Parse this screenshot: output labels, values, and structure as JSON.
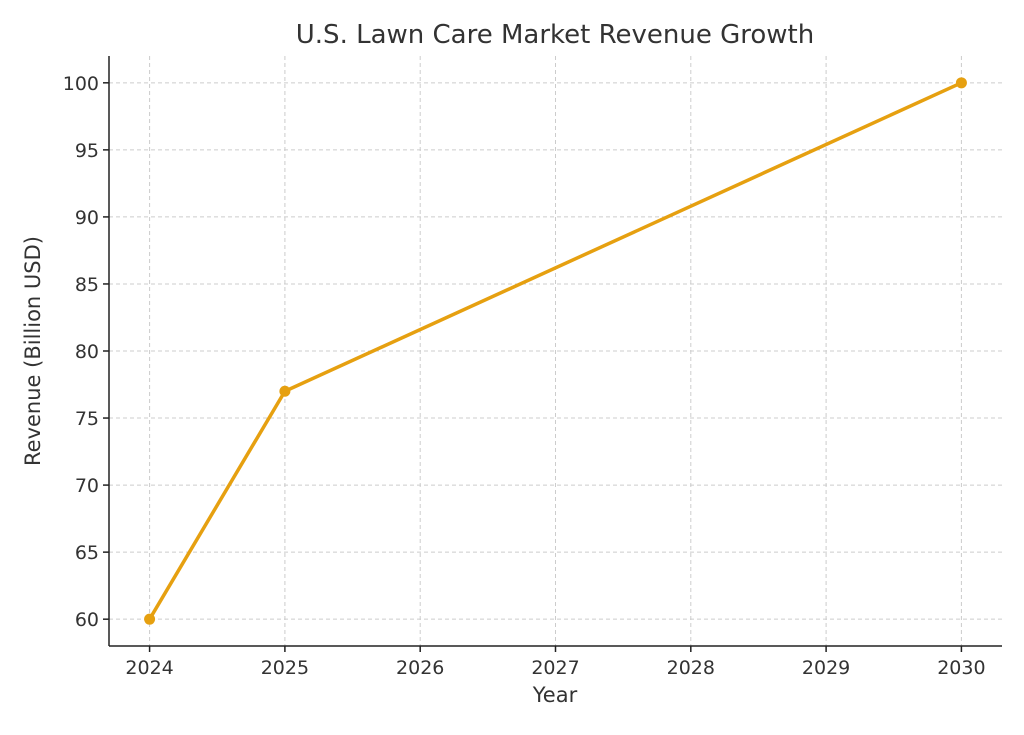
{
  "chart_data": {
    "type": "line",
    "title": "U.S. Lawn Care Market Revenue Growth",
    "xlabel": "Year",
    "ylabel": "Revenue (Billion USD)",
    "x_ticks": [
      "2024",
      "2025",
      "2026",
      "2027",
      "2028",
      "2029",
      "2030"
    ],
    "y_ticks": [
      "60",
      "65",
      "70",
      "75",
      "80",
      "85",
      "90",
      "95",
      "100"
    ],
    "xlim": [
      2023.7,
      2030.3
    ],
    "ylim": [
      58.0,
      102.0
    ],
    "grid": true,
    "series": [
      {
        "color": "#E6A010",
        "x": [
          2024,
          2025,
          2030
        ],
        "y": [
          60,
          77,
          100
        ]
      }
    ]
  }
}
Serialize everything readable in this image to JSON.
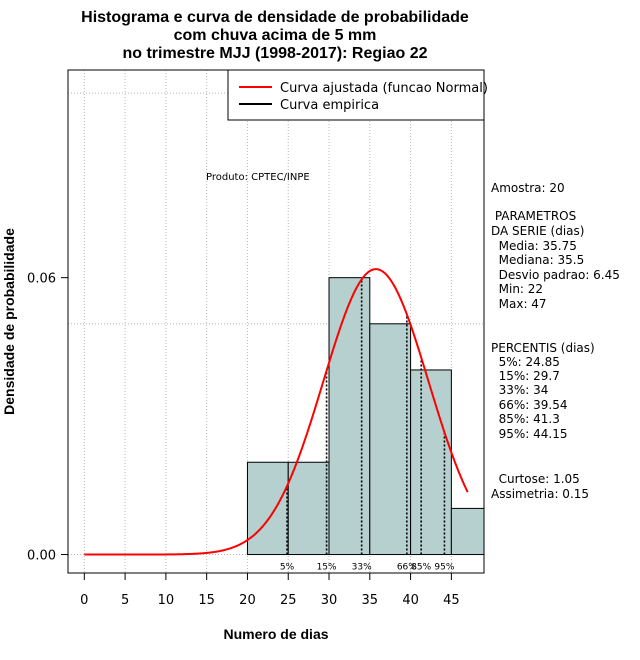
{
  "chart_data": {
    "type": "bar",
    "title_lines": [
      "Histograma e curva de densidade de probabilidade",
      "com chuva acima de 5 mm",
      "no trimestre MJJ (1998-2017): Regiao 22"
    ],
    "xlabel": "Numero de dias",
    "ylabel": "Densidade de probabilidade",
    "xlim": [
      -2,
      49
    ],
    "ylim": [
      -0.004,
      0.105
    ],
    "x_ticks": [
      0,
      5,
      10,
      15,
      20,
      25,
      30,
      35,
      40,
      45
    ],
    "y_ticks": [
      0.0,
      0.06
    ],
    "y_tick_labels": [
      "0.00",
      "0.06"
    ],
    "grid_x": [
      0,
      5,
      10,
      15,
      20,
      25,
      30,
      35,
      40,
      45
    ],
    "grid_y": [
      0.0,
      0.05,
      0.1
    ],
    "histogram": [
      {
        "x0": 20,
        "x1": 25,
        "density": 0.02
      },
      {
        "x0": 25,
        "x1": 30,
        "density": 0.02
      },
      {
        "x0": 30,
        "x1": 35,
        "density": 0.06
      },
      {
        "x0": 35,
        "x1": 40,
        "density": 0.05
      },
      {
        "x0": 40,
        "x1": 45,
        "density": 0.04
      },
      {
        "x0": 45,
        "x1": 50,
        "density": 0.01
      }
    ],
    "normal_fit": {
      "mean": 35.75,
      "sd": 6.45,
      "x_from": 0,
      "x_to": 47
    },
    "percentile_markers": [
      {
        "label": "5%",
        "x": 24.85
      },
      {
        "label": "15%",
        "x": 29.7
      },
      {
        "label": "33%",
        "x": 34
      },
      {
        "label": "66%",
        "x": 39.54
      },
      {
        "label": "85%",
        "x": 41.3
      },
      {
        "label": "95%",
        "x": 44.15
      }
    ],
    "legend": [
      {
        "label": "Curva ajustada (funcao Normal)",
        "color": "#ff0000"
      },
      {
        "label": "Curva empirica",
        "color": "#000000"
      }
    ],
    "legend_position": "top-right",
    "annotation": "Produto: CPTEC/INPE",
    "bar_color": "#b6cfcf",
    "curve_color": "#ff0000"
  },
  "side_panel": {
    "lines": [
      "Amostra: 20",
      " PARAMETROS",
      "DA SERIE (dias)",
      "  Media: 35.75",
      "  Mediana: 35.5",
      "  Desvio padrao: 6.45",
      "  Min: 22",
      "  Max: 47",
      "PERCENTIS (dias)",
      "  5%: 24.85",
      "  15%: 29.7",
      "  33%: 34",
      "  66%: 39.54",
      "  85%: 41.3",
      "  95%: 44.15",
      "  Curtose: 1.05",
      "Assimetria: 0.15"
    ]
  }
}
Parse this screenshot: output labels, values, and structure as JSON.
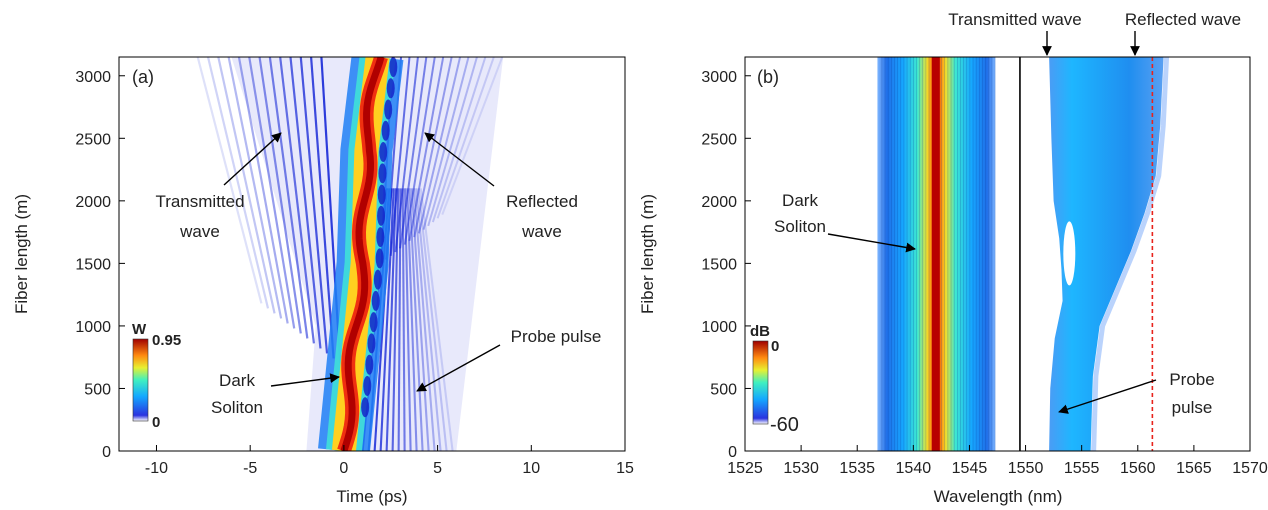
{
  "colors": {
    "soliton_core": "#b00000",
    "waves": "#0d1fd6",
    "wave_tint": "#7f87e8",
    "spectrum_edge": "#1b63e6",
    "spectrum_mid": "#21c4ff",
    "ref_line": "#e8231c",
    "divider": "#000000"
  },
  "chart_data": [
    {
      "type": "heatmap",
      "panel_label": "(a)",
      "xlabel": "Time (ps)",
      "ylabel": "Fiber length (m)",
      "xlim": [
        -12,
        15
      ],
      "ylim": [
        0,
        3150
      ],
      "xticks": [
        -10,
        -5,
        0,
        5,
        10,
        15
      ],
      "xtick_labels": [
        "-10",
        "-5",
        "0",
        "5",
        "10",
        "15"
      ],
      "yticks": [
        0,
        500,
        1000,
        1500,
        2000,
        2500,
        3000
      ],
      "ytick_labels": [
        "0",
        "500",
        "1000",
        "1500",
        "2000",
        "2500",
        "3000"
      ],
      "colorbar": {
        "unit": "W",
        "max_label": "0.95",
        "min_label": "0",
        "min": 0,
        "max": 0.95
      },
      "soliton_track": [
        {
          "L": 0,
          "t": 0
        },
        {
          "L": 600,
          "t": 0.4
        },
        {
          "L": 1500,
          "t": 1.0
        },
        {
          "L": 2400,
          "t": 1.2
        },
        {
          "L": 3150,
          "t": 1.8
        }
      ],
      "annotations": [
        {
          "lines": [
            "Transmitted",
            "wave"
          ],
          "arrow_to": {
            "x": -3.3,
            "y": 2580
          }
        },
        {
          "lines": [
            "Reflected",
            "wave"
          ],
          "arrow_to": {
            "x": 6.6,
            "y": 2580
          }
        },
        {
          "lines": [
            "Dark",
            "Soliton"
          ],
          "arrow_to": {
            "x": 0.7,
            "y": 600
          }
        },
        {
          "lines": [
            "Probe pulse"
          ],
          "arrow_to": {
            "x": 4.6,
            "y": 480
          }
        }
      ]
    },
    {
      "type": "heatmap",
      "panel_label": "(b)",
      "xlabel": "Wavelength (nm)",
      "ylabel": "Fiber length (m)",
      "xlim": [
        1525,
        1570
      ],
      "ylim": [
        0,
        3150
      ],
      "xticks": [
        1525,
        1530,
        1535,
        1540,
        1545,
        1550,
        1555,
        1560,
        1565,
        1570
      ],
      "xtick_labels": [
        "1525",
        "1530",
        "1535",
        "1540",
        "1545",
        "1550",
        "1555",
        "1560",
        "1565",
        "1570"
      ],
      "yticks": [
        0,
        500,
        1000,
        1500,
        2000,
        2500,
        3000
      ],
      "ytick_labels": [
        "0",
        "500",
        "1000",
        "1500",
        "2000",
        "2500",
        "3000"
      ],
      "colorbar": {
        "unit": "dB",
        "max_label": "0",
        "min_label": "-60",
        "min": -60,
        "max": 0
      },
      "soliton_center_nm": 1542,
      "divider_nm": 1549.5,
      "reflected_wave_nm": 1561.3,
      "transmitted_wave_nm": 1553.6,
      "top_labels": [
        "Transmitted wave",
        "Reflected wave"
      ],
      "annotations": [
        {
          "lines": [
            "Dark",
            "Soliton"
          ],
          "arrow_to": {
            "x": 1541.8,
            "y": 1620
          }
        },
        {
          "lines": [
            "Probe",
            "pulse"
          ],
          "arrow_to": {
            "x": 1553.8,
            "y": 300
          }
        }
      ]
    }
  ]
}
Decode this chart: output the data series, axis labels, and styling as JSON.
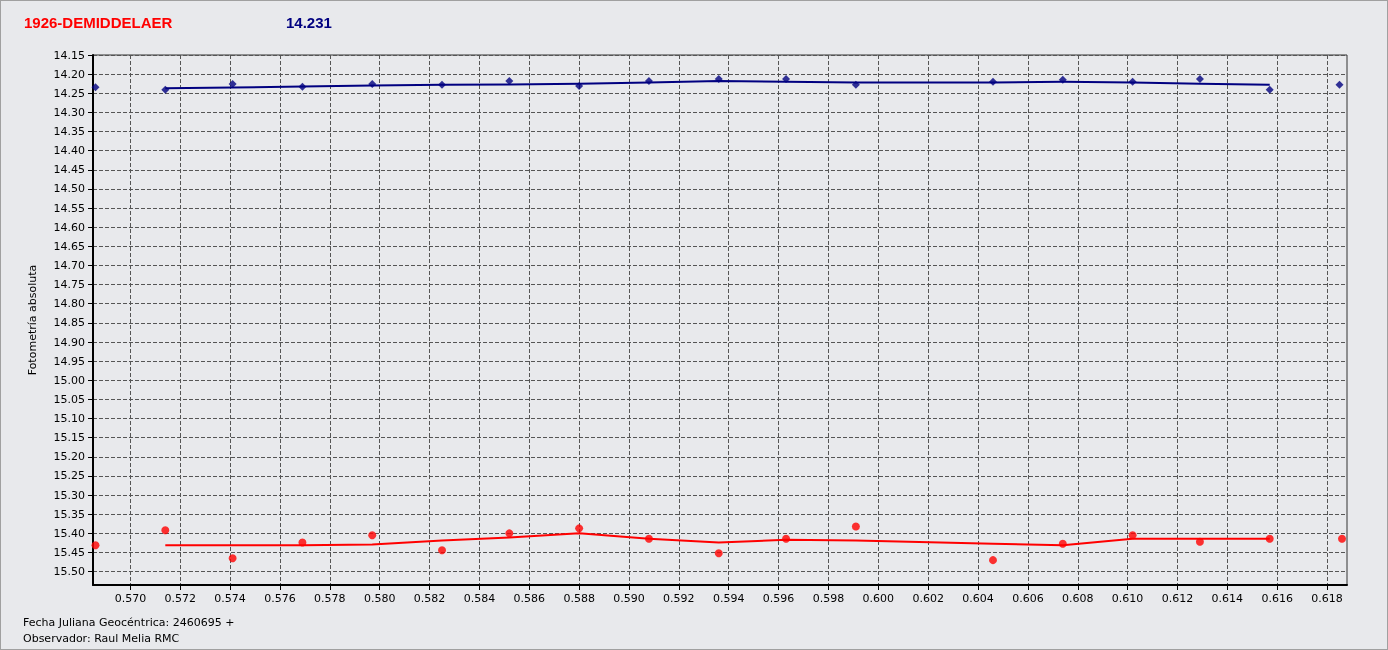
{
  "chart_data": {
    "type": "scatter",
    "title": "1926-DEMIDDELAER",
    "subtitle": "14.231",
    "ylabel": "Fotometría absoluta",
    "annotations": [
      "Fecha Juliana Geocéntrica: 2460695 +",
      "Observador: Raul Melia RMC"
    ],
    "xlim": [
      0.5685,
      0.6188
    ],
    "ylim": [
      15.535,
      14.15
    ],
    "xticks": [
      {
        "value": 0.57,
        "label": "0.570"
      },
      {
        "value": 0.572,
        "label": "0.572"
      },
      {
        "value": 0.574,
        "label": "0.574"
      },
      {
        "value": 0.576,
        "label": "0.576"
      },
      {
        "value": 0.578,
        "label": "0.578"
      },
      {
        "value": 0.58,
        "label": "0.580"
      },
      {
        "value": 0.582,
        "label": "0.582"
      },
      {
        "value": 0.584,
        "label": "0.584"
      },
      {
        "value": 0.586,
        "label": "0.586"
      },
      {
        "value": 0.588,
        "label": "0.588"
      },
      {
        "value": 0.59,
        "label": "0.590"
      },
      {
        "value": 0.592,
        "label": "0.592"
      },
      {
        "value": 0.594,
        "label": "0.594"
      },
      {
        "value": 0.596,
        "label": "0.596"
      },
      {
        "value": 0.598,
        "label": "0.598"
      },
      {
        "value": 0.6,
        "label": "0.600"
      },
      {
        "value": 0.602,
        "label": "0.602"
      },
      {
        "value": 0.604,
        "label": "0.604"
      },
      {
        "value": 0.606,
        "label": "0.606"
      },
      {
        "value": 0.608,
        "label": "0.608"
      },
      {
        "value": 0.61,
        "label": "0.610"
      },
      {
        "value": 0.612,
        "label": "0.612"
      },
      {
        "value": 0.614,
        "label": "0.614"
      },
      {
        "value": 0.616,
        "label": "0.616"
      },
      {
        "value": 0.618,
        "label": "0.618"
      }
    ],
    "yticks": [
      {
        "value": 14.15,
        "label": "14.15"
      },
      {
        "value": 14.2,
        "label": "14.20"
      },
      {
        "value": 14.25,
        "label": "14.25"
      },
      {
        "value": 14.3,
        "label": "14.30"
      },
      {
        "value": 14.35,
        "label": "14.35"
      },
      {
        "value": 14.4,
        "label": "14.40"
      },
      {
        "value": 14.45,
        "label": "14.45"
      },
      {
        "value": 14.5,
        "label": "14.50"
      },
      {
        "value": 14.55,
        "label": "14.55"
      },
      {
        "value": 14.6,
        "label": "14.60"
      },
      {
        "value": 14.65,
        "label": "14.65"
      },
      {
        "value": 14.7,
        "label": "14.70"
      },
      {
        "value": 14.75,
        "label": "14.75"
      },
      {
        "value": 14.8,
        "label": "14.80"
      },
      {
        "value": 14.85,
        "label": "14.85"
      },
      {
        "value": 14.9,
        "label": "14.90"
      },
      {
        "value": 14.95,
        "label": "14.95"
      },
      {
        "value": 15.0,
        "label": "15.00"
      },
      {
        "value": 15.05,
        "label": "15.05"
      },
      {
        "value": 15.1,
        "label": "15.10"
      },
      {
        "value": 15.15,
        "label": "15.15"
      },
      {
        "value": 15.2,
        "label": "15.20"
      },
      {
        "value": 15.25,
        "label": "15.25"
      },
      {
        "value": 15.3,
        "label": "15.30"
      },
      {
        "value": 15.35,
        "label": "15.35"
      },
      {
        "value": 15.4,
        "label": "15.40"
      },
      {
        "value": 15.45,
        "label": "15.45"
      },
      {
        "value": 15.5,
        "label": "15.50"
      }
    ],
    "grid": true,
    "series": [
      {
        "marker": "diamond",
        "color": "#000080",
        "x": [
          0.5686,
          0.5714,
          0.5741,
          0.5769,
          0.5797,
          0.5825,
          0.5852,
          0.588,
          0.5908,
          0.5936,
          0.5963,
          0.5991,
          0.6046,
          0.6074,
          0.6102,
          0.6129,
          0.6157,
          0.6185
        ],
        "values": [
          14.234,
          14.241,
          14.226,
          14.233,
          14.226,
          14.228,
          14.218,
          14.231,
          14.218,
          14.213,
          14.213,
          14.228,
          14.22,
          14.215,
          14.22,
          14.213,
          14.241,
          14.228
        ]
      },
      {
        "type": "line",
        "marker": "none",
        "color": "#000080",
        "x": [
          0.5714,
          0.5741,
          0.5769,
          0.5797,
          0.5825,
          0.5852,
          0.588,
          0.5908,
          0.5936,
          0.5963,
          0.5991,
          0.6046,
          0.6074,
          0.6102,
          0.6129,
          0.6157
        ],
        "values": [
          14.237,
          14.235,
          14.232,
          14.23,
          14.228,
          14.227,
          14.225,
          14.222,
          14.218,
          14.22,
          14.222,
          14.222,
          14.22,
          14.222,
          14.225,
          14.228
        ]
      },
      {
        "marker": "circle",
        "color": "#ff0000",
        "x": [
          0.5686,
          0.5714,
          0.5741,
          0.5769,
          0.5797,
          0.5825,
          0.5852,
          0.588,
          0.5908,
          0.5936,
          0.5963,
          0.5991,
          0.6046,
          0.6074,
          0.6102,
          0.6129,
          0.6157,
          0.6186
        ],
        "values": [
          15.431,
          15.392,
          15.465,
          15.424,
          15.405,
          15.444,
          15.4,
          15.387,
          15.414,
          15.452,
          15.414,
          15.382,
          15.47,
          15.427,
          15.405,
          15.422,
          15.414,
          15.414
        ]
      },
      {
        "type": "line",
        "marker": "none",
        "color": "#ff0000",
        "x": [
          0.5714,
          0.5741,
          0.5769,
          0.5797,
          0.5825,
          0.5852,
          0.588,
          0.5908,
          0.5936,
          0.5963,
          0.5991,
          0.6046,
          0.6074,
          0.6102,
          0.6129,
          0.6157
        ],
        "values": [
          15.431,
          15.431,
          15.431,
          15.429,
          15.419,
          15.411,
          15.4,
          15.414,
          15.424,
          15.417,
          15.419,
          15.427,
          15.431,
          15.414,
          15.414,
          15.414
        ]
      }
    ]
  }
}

-- -- --

WHAT IS ASKED: Copy each line of the data above that holds "probabilidade".

RESULT:
      "Histograma e curva de densidade de probabilidade",
    "ylabel": "Densidade de probabilidade",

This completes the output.